Short exercise
Pick out each line in these entries that contains the string "ylabel".

Input material
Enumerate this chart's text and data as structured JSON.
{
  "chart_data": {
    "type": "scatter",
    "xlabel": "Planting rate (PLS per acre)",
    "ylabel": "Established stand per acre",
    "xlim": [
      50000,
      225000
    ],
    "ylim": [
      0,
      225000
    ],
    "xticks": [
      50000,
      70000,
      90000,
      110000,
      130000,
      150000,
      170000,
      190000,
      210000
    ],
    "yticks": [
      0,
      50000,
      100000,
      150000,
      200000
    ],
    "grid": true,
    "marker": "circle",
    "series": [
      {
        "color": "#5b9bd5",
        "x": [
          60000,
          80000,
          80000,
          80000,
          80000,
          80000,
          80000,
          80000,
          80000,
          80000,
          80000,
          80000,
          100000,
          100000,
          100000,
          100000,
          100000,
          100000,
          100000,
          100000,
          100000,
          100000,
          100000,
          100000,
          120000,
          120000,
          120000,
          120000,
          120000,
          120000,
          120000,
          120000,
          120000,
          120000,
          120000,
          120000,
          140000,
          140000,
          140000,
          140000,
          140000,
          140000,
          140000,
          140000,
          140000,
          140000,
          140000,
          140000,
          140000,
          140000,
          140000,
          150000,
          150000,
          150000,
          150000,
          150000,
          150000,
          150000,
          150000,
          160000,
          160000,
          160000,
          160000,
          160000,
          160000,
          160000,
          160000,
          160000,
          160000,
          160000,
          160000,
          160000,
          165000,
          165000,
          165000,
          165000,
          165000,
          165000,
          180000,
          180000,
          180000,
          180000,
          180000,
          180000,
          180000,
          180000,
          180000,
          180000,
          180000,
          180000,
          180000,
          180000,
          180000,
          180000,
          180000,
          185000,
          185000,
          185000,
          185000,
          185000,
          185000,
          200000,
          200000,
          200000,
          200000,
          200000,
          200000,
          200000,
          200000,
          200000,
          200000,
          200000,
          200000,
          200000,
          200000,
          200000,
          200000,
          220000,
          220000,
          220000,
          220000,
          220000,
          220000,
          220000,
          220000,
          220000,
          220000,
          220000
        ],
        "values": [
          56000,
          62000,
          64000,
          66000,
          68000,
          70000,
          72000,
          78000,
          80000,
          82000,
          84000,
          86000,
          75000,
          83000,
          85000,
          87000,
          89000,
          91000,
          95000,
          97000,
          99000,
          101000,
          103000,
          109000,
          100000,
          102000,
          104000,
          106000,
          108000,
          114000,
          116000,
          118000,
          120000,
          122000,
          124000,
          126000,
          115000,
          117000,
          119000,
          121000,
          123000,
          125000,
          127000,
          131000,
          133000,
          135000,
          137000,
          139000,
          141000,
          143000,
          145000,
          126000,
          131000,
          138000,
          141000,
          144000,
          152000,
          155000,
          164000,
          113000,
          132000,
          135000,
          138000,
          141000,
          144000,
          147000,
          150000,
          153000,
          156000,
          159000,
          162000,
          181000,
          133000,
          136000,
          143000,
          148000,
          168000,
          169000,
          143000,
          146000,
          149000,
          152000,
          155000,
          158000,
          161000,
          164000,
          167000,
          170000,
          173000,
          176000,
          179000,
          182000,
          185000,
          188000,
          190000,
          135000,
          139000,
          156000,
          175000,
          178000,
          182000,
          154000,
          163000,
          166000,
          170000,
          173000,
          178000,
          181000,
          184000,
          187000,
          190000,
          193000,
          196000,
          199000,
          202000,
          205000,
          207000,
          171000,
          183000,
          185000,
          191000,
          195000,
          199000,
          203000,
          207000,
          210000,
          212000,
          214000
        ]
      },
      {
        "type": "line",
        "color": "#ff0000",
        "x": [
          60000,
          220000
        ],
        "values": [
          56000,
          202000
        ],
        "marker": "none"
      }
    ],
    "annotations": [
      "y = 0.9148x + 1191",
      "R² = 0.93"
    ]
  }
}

--

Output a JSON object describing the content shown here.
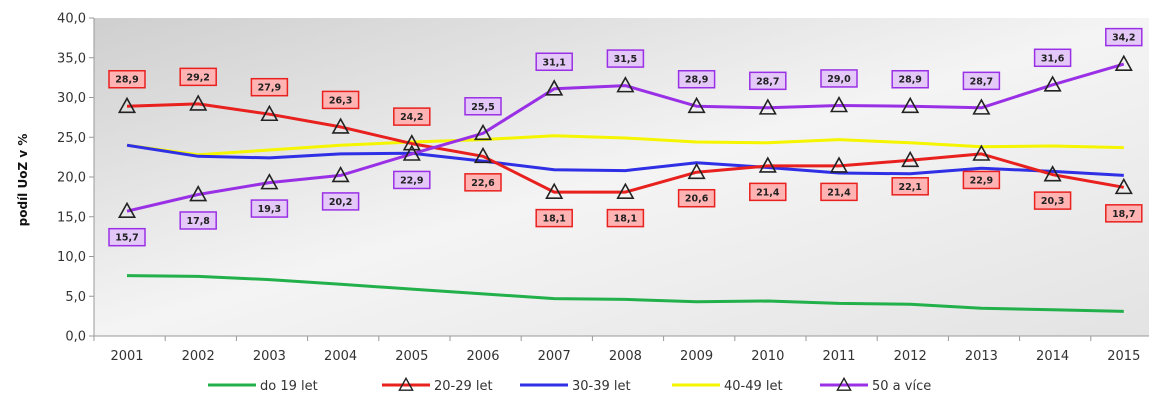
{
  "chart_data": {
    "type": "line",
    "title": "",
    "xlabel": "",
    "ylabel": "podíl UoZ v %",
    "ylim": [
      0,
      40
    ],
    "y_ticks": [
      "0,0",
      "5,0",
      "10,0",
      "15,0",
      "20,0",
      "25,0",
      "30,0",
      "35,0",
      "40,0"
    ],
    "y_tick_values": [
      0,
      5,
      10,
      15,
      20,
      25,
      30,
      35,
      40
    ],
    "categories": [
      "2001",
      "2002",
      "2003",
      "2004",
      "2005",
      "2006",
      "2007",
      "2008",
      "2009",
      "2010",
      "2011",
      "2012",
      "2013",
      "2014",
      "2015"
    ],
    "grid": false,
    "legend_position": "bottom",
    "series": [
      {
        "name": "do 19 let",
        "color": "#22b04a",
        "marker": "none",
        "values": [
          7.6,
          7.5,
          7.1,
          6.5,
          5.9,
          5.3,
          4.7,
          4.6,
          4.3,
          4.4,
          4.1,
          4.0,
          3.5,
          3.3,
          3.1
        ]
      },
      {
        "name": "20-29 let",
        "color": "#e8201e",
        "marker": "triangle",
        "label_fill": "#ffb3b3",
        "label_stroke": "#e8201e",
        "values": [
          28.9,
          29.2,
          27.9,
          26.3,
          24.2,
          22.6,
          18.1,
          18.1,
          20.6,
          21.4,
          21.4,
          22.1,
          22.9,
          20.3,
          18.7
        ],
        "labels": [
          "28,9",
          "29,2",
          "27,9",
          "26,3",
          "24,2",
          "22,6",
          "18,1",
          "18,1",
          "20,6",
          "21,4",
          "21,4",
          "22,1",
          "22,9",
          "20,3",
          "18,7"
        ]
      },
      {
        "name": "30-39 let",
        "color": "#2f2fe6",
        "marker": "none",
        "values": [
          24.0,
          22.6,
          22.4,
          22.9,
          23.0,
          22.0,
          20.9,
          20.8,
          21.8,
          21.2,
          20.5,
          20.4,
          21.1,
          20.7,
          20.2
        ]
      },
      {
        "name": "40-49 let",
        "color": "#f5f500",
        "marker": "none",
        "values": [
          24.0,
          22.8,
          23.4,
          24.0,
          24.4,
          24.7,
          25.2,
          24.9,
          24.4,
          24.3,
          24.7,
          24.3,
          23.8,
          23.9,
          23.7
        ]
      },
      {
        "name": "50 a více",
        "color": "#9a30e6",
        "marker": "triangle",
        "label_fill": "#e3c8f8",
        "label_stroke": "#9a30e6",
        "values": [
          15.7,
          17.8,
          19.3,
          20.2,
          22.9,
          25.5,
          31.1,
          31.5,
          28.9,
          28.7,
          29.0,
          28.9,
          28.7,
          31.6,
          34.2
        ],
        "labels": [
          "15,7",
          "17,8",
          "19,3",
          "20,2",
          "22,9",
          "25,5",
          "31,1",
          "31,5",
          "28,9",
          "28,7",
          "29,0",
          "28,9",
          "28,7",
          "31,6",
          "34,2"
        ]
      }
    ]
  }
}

Answer to this task
    "ylabel": "Established stand per acre",
    "ylabel": "podíl UoZ v %",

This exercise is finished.